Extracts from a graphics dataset
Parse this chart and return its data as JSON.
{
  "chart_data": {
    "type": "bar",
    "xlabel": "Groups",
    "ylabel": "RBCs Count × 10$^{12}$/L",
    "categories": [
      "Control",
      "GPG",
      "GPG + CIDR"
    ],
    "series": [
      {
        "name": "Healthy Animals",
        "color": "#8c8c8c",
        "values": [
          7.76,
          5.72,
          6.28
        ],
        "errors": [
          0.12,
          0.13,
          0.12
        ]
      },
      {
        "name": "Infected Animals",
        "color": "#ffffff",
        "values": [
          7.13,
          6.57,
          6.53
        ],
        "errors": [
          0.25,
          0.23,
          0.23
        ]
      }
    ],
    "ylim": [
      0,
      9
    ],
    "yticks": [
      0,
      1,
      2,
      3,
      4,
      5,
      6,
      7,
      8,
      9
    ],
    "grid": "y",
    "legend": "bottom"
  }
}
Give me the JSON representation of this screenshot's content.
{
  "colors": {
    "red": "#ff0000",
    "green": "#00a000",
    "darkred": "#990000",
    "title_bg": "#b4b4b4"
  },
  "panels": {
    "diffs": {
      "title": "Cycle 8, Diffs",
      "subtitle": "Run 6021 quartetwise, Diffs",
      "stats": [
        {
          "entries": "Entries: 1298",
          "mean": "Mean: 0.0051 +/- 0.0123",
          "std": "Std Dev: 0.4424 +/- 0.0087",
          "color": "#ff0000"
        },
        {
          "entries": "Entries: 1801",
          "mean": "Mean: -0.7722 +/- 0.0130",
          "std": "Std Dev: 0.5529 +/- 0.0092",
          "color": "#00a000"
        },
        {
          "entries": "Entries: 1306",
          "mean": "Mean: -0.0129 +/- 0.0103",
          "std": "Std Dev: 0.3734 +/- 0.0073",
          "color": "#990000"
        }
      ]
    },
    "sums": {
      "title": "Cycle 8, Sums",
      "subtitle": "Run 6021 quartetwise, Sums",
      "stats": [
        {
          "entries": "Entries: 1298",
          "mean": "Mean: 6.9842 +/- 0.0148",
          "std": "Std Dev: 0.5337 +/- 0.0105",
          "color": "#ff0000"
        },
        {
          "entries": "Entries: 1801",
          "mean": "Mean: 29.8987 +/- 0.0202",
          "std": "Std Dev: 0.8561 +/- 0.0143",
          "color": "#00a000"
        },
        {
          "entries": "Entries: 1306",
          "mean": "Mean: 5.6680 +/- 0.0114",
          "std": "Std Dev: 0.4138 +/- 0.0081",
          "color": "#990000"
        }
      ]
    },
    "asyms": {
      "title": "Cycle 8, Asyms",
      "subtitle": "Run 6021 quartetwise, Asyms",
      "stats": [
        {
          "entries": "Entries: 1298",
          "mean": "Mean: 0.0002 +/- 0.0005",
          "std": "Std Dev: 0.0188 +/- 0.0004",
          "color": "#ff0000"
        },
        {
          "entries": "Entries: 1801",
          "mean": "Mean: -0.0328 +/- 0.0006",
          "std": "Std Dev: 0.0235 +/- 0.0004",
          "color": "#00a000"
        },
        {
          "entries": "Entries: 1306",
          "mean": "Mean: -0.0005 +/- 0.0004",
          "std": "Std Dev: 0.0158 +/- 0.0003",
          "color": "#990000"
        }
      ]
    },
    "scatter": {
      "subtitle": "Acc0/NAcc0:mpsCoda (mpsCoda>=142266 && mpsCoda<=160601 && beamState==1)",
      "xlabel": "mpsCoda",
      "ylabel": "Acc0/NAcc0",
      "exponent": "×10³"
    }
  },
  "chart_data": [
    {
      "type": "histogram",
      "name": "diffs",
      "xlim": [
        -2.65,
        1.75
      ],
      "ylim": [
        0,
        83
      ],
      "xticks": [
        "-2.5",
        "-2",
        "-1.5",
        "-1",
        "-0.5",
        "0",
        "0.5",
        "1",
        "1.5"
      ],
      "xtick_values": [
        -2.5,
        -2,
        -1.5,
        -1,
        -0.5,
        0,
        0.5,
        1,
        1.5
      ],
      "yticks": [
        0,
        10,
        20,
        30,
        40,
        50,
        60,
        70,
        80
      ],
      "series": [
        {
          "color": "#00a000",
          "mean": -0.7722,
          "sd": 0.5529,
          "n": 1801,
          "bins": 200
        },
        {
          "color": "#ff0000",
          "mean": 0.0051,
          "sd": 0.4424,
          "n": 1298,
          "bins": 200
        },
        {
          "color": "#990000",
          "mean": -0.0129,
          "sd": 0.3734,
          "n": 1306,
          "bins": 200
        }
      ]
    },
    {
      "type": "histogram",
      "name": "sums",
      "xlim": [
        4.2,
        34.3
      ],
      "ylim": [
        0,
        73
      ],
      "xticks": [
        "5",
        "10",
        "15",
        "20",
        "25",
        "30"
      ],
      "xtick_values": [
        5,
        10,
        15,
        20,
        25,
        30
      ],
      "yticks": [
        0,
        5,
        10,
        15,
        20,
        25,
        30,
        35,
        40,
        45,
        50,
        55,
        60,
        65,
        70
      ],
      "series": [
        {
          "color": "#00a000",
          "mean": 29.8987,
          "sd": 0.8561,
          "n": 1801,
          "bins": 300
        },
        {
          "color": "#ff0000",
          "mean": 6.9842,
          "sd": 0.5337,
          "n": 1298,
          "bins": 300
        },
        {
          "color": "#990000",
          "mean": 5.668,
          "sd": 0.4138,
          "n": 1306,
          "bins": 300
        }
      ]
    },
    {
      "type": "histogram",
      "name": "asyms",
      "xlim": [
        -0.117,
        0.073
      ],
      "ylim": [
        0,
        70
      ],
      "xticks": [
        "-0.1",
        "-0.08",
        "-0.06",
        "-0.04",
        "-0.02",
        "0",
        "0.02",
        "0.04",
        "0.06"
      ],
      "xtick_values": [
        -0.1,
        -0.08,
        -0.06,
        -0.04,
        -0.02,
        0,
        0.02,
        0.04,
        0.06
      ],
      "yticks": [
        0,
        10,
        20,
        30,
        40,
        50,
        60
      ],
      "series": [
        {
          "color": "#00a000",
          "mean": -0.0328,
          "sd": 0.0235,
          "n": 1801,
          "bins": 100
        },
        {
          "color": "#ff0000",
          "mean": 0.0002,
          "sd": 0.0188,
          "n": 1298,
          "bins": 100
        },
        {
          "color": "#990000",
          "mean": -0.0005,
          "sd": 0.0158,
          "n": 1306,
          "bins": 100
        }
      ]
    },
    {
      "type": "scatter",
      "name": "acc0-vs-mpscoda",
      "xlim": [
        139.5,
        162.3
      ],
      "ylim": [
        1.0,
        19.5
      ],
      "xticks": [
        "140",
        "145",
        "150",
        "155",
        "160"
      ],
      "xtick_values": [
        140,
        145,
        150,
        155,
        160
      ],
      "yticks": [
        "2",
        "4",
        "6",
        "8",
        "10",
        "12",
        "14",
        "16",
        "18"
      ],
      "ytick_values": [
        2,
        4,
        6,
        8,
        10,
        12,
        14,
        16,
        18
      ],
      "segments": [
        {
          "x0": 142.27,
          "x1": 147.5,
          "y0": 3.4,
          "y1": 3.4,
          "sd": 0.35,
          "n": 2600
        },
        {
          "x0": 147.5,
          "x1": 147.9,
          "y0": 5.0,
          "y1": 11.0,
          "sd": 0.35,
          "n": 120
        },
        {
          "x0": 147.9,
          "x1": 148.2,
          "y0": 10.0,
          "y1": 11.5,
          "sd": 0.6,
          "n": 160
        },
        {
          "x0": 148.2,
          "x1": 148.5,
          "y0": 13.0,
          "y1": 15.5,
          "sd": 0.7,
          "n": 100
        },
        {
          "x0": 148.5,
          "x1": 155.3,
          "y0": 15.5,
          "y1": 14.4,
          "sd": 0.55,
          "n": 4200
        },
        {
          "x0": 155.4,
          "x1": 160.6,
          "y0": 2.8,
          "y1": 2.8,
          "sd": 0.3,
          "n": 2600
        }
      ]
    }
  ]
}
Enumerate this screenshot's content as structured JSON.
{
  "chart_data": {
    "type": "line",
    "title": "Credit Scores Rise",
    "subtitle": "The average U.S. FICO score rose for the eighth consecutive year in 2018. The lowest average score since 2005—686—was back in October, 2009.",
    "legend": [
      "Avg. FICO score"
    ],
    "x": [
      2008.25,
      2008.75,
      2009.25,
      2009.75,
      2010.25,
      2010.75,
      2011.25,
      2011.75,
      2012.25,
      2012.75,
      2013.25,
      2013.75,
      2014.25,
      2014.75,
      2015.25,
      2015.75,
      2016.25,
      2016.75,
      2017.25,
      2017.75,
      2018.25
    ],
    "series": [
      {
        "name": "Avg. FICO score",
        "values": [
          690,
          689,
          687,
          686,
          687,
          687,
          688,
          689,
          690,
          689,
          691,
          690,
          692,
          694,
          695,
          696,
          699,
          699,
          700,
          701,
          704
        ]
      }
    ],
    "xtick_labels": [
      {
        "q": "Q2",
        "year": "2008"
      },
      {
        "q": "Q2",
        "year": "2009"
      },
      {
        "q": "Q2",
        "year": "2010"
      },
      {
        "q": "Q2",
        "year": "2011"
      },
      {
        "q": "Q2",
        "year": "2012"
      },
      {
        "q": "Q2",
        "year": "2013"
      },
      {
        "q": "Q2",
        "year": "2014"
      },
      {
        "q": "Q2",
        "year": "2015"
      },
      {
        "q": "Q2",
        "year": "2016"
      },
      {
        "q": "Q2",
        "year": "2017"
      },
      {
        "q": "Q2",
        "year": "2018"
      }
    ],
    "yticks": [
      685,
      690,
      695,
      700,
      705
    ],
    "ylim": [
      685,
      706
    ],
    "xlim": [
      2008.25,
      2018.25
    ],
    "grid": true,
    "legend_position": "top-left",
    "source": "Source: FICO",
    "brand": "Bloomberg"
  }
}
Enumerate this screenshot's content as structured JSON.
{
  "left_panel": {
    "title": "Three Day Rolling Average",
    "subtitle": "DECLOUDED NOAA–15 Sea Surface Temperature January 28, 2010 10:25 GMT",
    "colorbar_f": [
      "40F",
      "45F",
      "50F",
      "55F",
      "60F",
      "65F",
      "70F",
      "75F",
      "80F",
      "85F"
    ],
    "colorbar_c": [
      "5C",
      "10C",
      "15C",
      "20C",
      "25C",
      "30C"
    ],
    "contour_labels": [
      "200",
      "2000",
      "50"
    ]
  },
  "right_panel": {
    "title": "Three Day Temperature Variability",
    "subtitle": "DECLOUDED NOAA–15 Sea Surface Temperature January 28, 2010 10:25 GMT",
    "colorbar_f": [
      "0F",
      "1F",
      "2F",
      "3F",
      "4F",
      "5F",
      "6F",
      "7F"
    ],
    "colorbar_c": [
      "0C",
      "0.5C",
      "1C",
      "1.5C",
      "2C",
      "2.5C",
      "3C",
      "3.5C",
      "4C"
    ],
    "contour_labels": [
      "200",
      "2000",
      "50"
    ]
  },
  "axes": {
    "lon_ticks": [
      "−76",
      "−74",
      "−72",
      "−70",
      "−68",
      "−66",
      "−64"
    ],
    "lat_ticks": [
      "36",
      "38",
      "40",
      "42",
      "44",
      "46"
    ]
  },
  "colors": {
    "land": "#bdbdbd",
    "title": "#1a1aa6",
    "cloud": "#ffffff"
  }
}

### Set task
In the listing above, locate each line with "Animals" and copy it.

### Solution
        "name": "Healthy Animals",
        "name": "Infected Animals",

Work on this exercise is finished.